Source passage:
Interior Minister Gideon Sa'ar's announcement that Uganda has agreed to take in African migrants now in Israel – a statement Uganda denies – may have been premature, but it was not completely unfounded, say Israeli government officials.

A senior Israeli government official said that at best, a verbal agreement had been reached in talks led by negotiator Hagai Hadas, but that nothing was on paper, not even an agreement in principle. Another government official said talks with Ugandan President Yoweri Museveni about accepting some of Israel's migrants have been underway for a long time, but have yet to yield any practical results.

That is not likely to change before the end of the month at the earliest, he said.

"It's not over until the fat lady sings," the official said. "There are talks, but we won't be able to know before the end of September whether they are on track to come to fruition."

For a verbal agreement to be transformed into a signed bilateral treaty, it must meet the relevant legal standards and be announced publicly; both countries can be expected to want the deal to win public approval as well.

However, secret deals worked out between the Mossad and its counterpart intelligence agencies in other countries are not necessarily the most suitable instruments for transplanting thousands of people from one country to another.

Even if an agreement with Uganda is ratified, it's unclear how long it would take before it was implemented or how many to what extent it would reduce the number of African labor migrants in Israel, about 55,000 of whom come from Sudan and Eritrea. A senior government official said the number of migrants who would actually end up in Uganda might be only a few hundred or a few thousand at most.

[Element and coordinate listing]
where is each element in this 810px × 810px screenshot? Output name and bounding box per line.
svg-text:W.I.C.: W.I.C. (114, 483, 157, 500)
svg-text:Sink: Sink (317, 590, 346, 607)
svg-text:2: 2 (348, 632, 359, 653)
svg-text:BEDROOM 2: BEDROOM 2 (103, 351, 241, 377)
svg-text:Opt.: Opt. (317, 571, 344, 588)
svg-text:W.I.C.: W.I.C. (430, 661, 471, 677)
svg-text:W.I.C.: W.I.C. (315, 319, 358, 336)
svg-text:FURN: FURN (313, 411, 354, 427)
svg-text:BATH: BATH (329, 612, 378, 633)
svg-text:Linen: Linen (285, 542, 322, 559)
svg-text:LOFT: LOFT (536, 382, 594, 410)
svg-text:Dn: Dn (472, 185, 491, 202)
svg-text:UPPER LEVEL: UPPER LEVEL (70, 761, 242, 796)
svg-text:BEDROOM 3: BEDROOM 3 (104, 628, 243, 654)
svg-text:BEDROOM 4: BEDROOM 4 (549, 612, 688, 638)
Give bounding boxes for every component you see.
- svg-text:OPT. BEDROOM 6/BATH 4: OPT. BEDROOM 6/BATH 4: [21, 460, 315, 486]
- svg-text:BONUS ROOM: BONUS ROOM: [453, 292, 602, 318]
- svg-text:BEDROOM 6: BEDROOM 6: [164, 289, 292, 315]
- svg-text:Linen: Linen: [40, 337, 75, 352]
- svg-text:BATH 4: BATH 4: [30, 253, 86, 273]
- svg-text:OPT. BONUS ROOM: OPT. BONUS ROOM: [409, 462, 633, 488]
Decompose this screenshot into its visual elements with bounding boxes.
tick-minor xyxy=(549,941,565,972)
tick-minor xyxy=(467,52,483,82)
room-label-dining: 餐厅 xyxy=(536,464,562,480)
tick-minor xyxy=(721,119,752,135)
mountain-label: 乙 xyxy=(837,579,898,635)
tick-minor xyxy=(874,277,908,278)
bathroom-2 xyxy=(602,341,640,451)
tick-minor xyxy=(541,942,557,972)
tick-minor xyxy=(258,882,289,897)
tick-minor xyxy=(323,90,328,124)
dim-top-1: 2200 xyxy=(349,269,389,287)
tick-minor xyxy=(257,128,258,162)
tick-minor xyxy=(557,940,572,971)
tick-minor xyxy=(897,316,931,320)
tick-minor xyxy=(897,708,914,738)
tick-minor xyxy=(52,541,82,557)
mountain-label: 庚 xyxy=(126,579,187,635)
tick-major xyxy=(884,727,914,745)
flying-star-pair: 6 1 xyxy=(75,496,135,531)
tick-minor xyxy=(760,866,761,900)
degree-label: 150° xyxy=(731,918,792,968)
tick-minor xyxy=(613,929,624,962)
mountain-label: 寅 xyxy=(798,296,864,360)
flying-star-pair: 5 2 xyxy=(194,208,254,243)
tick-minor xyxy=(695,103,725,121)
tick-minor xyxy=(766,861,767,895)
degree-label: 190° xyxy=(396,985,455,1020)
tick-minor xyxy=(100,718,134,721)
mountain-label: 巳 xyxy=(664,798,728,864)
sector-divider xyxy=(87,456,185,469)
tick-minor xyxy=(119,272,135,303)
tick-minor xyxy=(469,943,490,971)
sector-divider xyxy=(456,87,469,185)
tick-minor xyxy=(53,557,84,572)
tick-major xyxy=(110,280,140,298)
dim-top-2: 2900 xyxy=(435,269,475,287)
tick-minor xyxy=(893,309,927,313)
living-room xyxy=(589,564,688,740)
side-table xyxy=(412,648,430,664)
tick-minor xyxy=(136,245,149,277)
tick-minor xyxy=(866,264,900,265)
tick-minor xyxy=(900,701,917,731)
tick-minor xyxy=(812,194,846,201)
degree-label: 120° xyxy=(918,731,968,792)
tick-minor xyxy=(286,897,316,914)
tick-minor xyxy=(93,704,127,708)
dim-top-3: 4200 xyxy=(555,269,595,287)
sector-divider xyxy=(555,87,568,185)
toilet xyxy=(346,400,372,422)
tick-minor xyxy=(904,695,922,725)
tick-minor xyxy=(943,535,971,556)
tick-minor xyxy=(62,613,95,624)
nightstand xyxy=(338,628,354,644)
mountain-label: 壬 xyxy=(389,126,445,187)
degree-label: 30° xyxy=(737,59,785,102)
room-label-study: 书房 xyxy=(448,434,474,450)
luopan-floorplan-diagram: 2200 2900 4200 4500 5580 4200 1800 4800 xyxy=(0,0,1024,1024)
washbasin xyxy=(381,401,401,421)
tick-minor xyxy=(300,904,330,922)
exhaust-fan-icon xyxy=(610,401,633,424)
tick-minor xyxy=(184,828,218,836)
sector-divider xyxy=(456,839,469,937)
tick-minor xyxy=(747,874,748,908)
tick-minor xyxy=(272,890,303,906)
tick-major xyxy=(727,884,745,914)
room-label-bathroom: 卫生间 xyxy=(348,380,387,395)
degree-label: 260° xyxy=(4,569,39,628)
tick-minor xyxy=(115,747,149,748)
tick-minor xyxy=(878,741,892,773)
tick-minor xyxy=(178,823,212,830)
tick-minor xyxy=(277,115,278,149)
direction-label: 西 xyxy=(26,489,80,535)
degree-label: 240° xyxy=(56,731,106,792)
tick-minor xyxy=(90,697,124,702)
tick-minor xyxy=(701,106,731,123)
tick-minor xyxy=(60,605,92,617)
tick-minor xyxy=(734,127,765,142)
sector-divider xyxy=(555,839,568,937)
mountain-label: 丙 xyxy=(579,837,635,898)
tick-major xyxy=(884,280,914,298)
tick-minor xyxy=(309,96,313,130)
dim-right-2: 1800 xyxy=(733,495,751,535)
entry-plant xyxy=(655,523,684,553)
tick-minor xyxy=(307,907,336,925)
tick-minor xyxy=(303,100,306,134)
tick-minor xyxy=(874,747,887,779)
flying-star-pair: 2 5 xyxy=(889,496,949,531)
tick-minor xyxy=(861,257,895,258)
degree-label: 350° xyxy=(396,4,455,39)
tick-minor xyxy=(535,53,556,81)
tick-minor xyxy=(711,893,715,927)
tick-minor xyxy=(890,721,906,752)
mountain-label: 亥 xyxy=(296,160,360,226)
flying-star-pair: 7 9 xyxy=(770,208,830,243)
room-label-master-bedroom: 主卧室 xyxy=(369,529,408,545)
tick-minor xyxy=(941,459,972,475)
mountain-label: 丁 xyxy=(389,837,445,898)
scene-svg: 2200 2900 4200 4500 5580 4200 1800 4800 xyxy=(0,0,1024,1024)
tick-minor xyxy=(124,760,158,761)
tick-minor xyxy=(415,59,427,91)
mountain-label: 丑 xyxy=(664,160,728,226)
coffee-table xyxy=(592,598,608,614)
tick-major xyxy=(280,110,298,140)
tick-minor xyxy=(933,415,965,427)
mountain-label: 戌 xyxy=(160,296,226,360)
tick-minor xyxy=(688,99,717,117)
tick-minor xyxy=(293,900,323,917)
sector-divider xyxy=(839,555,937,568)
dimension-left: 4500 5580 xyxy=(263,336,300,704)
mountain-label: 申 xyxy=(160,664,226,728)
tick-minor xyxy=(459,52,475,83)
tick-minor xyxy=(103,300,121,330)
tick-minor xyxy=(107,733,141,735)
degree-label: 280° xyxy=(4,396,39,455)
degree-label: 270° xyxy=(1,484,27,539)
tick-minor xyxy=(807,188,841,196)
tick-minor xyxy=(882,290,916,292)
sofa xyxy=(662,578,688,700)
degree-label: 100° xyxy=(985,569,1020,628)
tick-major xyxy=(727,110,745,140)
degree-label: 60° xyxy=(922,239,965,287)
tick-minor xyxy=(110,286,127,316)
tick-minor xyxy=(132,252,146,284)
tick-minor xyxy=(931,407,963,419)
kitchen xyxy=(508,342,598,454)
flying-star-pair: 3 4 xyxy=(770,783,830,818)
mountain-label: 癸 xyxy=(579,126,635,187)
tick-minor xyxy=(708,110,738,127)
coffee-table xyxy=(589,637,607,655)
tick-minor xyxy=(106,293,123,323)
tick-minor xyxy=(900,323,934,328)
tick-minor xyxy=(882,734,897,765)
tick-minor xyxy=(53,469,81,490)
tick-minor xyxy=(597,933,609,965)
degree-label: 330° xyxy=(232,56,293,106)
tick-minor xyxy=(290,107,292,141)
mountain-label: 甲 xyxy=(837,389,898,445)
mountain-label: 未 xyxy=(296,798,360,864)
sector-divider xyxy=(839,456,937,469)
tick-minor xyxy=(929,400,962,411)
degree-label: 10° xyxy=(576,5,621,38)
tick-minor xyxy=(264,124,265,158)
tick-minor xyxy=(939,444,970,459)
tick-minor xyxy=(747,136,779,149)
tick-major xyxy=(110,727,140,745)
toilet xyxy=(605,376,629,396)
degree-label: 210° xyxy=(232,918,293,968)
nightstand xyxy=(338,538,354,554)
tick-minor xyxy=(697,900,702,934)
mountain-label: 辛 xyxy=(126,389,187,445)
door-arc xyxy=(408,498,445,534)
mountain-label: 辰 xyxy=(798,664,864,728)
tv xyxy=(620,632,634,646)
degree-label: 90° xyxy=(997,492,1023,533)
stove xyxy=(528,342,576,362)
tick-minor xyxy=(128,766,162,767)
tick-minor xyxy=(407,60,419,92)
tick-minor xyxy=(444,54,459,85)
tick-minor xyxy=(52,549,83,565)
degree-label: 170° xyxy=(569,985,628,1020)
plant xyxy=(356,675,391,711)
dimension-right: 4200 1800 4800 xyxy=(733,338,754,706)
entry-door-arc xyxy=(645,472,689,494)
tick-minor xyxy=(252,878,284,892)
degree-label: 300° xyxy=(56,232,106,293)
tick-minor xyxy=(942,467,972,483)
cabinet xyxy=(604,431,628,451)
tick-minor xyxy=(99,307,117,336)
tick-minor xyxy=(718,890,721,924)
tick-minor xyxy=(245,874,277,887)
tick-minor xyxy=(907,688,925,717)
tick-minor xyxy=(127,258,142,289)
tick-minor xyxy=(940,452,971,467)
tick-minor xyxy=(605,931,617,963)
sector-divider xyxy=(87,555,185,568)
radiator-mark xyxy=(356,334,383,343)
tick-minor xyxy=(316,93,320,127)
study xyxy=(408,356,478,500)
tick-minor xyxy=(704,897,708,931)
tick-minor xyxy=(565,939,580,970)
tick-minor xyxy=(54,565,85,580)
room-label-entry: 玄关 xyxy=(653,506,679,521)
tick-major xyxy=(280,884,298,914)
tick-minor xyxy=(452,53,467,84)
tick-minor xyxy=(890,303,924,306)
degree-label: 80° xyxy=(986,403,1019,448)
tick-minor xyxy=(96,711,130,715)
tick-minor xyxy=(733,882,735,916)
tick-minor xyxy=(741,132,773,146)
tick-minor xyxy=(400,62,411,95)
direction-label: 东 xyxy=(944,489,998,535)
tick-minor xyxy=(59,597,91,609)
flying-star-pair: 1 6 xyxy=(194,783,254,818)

Work instructions:
1. Write out the listing again, starting at its first line and ending with the line that contains "svg-text:Opt.: Opt. (317, 571, 344, 588)".
2. Carry on the article on Israel's migrant talks with Uganda from the point where it stops.
The article on Israel's migrant talks with Uganda and the listing are unrelated pieces of material.

Per-task answers:
1.
where is each element in this 810px × 810px screenshot? Output name and bounding box per line.
svg-text:W.I.C.: W.I.C. (114, 483, 157, 500)
svg-text:Sink: Sink (317, 590, 346, 607)
svg-text:2: 2 (348, 632, 359, 653)
svg-text:BEDROOM 2: BEDROOM 2 (103, 351, 241, 377)
svg-text:Opt.: Opt. (317, 571, 344, 588)

2.
The reason for the low numbers is that the Sudanese and Eritrean migrants who would agree to go to Uganda would not be headed for its capital, Kampala, but would be sent to farms or factories that would be set up by Israel. But these don't exist yet, and when they do, it's unclear if they will be able to provide suitable employment for tens of thousands of people.

Though Sa'ar did not mention Uganda by name in last week's announcement, he said Israel had signed an agreement with a third-party African country to take in migrants from Eritrea and Sudan, but both Israeli and Ugandan officials later said no such deal has been finalized.

It "is not true, it is unfounded, false and misleading that we have such an agreement,” Ugandan foreign affairs ministry spokesman Elly Kamahungye told the French news agency AFP last week.

Not only was the announcement premature, but it also removed the film of secrecy surrounding talks on the matter and pointed to Uganda as the unnamed country in question, after a gag order was lifted in response to a request by Haaretz.

One official said Sa'ar's statement was hyperbole, adding that the hype surrounding it has not benefited the prospect of continued talks with Uganda.

Ilan Lior contributed to this report.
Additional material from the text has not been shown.